── INPUT

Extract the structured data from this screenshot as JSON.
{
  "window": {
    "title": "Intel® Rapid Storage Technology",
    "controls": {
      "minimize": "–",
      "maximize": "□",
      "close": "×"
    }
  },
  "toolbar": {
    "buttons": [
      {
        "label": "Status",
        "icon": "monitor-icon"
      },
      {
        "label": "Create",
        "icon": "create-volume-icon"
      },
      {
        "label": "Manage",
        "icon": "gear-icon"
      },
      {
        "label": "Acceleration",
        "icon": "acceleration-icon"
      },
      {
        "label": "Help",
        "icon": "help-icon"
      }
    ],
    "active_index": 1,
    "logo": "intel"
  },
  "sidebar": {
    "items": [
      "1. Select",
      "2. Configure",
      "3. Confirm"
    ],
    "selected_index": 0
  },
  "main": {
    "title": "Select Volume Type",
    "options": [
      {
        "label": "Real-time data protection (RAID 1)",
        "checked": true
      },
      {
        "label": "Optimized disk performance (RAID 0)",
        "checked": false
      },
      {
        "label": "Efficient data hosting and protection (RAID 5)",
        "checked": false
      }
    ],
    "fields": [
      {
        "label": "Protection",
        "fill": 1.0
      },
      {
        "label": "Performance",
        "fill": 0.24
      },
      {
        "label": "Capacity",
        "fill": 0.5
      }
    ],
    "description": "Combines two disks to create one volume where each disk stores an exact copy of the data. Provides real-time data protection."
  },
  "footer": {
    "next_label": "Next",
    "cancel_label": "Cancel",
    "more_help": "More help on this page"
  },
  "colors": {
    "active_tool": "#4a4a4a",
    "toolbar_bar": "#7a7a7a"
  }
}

────

GIVEN EXERCISE: Print out the whole listing exactly as it appears.

FULL SOLUTION:
Extract the structured data from this screenshot as JSON.
{
  "window": {
    "title": "Intel® Rapid Storage Technology",
    "controls": {
      "minimize": "–",
      "maximize": "□",
      "close": "×"
    }
  },
  "toolbar": {
    "buttons": [
      {
        "label": "Status",
        "icon": "monitor-icon"
      },
      {
        "label": "Create",
        "icon": "create-volume-icon"
      },
      {
        "label": "Manage",
        "icon": "gear-icon"
      },
      {
        "label": "Acceleration",
        "icon": "acceleration-icon"
      },
      {
        "label": "Help",
        "icon": "help-icon"
      }
    ],
    "active_index": 1,
    "logo": "intel"
  },
  "sidebar": {
    "items": [
      "1. Select",
      "2. Configure",
      "3. Confirm"
    ],
    "selected_index": 0
  },
  "main": {
    "title": "Select Volume Type",
    "options": [
      {
        "label": "Real-time data protection (RAID 1)",
        "checked": true
      },
      {
        "label": "Optimized disk performance (RAID 0)",
        "checked": false
      },
      {
        "label": "Efficient data hosting and protection (RAID 5)",
        "checked": false
      }
    ],
    "fields": [
      {
        "label": "Protection",
        "fill": 1.0
      },
      {
        "label": "Performance",
        "fill": 0.24
      },
      {
        "label": "Capacity",
        "fill": 0.5
      }
    ],
    "description": "Combines two disks to create one volume where each disk stores an exact copy of the data. Provides real-time data protection."
  },
  "footer": {
    "next_label": "Next",
    "cancel_label": "Cancel",
    "more_help": "More help on this page"
  },
  "colors": {
    "active_tool": "#4a4a4a",
    "toolbar_bar": "#7a7a7a"
  }
}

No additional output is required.